- _Given request_:
Look through the material below. Copy each line that contains the string "owner".

- _Data records_:
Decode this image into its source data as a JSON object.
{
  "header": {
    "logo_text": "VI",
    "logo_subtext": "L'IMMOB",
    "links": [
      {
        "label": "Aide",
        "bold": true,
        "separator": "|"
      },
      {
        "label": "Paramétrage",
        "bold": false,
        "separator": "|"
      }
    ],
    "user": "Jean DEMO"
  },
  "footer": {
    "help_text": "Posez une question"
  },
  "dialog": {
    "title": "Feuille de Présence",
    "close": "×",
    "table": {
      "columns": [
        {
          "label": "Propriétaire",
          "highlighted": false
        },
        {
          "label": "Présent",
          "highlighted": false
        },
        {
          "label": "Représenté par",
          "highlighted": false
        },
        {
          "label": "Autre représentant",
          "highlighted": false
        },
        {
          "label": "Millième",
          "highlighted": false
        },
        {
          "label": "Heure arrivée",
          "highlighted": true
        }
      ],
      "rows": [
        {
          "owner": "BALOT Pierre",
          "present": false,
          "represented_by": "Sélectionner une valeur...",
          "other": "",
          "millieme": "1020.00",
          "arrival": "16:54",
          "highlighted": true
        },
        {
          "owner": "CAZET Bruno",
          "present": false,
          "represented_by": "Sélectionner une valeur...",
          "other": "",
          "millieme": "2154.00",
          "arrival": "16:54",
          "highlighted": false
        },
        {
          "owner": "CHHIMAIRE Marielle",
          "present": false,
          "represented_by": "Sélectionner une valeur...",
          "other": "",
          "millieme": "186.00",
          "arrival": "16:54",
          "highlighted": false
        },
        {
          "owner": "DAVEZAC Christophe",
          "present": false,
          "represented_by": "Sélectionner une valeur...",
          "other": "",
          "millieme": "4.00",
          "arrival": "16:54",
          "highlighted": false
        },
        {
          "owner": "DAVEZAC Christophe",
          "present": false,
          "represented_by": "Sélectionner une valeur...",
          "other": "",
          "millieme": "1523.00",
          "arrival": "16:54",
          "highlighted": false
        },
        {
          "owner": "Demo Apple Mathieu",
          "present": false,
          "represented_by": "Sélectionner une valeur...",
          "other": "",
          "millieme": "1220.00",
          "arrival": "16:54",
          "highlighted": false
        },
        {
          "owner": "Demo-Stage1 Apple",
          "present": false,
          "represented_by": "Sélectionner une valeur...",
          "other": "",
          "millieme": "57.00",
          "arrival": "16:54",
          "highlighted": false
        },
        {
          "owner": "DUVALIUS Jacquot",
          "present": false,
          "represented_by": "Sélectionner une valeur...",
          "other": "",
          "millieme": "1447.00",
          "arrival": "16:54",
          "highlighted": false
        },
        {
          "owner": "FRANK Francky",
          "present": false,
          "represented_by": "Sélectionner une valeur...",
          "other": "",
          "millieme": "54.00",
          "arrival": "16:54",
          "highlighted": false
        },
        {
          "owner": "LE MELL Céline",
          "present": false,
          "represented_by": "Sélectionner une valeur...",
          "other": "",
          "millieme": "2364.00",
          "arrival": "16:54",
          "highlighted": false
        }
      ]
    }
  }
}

- _Solution to the exercise_:
          "owner": "BALOT Pierre",
          "owner": "CAZET Bruno",
          "owner": "CHHIMAIRE Marielle",
          "owner": "DAVEZAC Christophe",
          "owner": "DAVEZAC Christophe",
          "owner": "Demo Apple Mathieu",
          "owner": "Demo-Stage1 Apple",
          "owner": "DUVALIUS Jacquot",
          "owner": "FRANK Francky",
          "owner": "LE MELL Céline",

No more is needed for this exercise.